TASK OBJECTIVE:
Locate every line in the records below that contains the word "руководства", and copy each one.
** START OF LISTED RECORDS **
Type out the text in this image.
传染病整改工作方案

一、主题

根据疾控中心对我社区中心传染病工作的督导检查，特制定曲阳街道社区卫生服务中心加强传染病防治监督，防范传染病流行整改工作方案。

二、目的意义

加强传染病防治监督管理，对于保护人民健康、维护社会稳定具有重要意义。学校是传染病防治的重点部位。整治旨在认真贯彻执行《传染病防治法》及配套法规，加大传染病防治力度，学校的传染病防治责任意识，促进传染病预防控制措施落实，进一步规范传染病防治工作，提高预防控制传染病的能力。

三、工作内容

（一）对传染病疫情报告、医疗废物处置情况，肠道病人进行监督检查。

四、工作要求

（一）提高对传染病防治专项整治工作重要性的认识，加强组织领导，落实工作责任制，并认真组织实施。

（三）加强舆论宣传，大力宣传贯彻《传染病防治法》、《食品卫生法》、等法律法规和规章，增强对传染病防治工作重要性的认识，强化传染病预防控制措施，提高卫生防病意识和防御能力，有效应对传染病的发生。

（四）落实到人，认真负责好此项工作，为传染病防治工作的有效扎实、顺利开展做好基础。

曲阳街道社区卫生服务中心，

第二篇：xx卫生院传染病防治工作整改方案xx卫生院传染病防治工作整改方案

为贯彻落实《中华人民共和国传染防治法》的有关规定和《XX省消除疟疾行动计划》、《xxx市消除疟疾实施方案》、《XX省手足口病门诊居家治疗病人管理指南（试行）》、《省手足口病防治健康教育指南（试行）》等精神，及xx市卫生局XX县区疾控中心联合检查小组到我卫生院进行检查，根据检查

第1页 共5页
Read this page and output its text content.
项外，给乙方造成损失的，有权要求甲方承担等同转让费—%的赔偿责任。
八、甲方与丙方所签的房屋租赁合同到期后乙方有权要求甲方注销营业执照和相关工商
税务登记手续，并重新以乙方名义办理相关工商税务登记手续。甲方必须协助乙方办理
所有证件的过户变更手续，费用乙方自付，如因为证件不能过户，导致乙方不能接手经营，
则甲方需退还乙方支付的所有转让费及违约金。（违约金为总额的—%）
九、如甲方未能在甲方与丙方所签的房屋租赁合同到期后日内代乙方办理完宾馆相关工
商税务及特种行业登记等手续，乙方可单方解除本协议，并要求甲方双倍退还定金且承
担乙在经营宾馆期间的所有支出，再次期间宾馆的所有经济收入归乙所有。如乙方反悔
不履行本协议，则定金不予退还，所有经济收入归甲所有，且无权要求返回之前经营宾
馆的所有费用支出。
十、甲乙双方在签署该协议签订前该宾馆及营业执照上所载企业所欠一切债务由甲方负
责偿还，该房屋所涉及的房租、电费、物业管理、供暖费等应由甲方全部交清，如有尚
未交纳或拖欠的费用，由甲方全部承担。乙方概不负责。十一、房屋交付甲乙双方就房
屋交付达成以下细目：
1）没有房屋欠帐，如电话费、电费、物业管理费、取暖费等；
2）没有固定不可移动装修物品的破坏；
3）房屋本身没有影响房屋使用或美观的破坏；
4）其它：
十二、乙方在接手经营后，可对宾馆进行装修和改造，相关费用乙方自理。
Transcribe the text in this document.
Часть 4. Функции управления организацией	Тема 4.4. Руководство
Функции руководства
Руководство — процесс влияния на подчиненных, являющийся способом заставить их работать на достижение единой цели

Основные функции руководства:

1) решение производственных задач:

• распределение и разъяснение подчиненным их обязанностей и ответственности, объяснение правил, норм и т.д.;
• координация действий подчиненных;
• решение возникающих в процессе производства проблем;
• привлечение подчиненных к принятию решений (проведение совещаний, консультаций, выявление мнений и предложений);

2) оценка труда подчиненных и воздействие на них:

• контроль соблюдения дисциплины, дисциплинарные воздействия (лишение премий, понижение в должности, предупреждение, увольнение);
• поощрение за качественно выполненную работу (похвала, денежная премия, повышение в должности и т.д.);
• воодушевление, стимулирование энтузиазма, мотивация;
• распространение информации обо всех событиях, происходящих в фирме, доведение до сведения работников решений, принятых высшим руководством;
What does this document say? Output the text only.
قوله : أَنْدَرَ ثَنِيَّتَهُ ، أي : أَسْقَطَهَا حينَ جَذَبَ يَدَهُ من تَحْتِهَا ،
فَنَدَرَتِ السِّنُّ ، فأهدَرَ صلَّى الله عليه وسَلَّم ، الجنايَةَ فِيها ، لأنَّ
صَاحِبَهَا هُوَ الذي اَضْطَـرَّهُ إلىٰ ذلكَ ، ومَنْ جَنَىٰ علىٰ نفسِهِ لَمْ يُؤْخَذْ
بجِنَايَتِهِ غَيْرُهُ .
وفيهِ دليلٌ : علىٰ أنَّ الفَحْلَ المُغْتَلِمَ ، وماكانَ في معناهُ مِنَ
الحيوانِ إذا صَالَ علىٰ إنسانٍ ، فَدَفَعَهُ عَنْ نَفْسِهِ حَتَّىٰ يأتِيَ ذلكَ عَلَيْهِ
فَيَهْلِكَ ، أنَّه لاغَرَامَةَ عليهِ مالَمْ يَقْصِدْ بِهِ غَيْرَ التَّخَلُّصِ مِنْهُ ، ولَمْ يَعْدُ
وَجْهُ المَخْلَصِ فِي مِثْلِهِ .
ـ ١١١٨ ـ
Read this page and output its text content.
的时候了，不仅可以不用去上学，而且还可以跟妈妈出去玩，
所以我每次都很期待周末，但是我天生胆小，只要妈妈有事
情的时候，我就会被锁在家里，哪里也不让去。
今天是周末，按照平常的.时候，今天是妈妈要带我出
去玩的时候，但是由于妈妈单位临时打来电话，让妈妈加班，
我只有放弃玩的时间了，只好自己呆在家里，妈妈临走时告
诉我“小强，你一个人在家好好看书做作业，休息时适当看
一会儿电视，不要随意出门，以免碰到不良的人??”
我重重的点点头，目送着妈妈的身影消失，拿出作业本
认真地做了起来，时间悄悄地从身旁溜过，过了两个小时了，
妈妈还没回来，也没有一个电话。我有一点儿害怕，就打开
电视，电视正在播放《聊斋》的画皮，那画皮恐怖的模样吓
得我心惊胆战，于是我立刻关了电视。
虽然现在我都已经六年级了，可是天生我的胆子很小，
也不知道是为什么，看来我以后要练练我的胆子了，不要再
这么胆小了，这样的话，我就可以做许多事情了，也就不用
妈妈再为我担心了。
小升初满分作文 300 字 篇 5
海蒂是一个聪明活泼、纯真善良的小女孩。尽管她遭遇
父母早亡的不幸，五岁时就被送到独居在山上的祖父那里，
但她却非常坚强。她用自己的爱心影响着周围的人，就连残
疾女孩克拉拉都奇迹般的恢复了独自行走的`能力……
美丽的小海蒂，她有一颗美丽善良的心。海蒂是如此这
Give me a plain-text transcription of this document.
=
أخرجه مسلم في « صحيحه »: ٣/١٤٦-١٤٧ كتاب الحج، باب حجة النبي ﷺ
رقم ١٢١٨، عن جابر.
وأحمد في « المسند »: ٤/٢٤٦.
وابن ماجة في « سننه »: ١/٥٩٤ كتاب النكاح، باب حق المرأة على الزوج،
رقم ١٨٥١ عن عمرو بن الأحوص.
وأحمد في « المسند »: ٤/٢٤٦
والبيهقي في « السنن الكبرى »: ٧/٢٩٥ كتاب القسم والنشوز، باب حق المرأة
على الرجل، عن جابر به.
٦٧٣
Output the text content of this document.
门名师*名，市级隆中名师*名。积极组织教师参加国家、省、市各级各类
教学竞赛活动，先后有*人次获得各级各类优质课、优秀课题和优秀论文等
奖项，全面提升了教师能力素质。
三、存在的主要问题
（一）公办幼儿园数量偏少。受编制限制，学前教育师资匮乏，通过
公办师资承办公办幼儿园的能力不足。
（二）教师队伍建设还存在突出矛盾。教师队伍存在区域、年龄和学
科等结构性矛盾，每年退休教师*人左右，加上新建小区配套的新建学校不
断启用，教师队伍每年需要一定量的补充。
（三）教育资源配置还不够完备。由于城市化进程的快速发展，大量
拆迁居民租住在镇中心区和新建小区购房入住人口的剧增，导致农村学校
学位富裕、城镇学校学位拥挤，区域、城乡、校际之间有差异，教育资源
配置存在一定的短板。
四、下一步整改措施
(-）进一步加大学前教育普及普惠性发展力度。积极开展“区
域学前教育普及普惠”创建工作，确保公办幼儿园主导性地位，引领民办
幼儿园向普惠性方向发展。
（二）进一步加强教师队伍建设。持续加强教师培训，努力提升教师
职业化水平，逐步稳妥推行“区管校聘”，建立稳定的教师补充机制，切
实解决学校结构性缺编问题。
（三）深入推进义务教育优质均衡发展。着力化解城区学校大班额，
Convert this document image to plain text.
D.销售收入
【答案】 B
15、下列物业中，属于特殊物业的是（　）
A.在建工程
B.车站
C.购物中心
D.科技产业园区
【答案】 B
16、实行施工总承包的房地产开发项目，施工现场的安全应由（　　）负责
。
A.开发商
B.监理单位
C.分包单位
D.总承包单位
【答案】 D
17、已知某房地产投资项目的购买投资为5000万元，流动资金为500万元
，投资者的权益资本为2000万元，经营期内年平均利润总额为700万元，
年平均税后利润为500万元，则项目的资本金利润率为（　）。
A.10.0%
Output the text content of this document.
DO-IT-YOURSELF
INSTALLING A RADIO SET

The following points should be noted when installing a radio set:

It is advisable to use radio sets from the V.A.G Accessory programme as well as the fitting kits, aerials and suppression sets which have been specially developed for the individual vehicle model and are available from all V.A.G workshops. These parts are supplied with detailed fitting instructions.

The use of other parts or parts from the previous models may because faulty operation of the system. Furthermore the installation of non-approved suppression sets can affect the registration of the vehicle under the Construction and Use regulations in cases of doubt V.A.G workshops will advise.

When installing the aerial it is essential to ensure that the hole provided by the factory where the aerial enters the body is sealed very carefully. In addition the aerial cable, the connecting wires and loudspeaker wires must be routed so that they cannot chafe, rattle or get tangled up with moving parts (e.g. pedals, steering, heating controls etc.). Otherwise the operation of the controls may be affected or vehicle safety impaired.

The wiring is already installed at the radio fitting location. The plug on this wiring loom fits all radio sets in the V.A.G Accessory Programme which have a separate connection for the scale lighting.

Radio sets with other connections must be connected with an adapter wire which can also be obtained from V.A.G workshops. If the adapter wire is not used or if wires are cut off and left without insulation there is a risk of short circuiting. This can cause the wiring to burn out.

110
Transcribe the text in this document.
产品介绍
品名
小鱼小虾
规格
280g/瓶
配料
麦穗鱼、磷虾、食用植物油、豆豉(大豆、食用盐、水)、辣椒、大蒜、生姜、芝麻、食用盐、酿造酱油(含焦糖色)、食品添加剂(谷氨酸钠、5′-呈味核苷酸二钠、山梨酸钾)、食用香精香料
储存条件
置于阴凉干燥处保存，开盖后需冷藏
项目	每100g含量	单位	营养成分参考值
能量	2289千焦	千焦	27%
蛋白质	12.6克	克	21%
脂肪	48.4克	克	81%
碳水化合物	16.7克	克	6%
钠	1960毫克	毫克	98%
** END OF LISTED RECORDS **
CORRECT OUTPUT:
Функции руководства
Основные функции руководства:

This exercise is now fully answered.